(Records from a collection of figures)
==*==

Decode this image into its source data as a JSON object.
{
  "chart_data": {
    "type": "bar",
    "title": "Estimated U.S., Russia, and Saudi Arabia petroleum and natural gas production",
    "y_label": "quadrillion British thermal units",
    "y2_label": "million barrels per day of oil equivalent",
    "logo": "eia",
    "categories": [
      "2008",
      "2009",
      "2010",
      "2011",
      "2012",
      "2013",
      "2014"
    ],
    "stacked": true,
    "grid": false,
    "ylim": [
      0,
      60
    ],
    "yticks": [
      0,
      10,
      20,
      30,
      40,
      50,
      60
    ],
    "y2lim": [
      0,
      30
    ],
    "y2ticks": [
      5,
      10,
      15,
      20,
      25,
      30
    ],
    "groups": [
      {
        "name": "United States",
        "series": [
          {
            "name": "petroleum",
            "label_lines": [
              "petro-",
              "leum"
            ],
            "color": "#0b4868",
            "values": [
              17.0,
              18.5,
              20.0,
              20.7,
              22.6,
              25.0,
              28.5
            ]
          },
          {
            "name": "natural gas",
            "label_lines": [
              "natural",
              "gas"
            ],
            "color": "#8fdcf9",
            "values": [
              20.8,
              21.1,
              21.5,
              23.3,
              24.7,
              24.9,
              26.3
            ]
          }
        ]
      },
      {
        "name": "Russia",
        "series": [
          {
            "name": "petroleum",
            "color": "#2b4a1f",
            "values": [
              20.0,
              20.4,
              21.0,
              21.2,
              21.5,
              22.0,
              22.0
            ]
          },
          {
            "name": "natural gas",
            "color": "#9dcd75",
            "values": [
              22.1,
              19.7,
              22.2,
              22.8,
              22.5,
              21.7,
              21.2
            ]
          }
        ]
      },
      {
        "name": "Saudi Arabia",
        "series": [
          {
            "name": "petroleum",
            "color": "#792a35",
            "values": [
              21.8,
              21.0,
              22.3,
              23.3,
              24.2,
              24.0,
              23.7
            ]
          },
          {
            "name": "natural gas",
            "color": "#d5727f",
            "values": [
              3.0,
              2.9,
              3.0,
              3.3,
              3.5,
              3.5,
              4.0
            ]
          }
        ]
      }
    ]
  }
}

==*==

* _What needs to be done_: Go through the entries and repeat each one exactly.

* _Correct answer_:
Decode this image into its source data as a JSON object.
{
  "chart_data": {
    "type": "bar",
    "title": "Estimated U.S., Russia, and Saudi Arabia petroleum and natural gas production",
    "y_label": "quadrillion British thermal units",
    "y2_label": "million barrels per day of oil equivalent",
    "logo": "eia",
    "categories": [
      "2008",
      "2009",
      "2010",
      "2011",
      "2012",
      "2013",
      "2014"
    ],
    "stacked": true,
    "grid": false,
    "ylim": [
      0,
      60
    ],
    "yticks": [
      0,
      10,
      20,
      30,
      40,
      50,
      60
    ],
    "y2lim": [
      0,
      30
    ],
    "y2ticks": [
      5,
      10,
      15,
      20,
      25,
      30
    ],
    "groups": [
      {
        "name": "United States",
        "series": [
          {
            "name": "petroleum",
            "label_lines": [
              "petro-",
              "leum"
            ],
            "color": "#0b4868",
            "values": [
              17.0,
              18.5,
              20.0,
              20.7,
              22.6,
              25.0,
              28.5
            ]
          },
          {
            "name": "natural gas",
            "label_lines": [
              "natural",
              "gas"
            ],
            "color": "#8fdcf9",
            "values": [
              20.8,
              21.1,
              21.5,
              23.3,
              24.7,
              24.9,
              26.3
            ]
          }
        ]
      },
      {
        "name": "Russia",
        "series": [
          {
            "name": "petroleum",
            "color": "#2b4a1f",
            "values": [
              20.0,
              20.4,
              21.0,
              21.2,
              21.5,
              22.0,
              22.0
            ]
          },
          {
            "name": "natural gas",
            "color": "#9dcd75",
            "values": [
              22.1,
              19.7,
              22.2,
              22.8,
              22.5,
              21.7,
              21.2
            ]
          }
        ]
      },
      {
        "name": "Saudi Arabia",
        "series": [
          {
            "name": "petroleum",
            "color": "#792a35",
            "values": [
              21.8,
              21.0,
              22.3,
              23.3,
              24.2,
              24.0,
              23.7
            ]
          },
          {
            "name": "natural gas",
            "color": "#d5727f",
            "values": [
              3.0,
              2.9,
              3.0,
              3.3,
              3.5,
              3.5,
              4.0
            ]
          }
        ]
      }
    ]
  }
}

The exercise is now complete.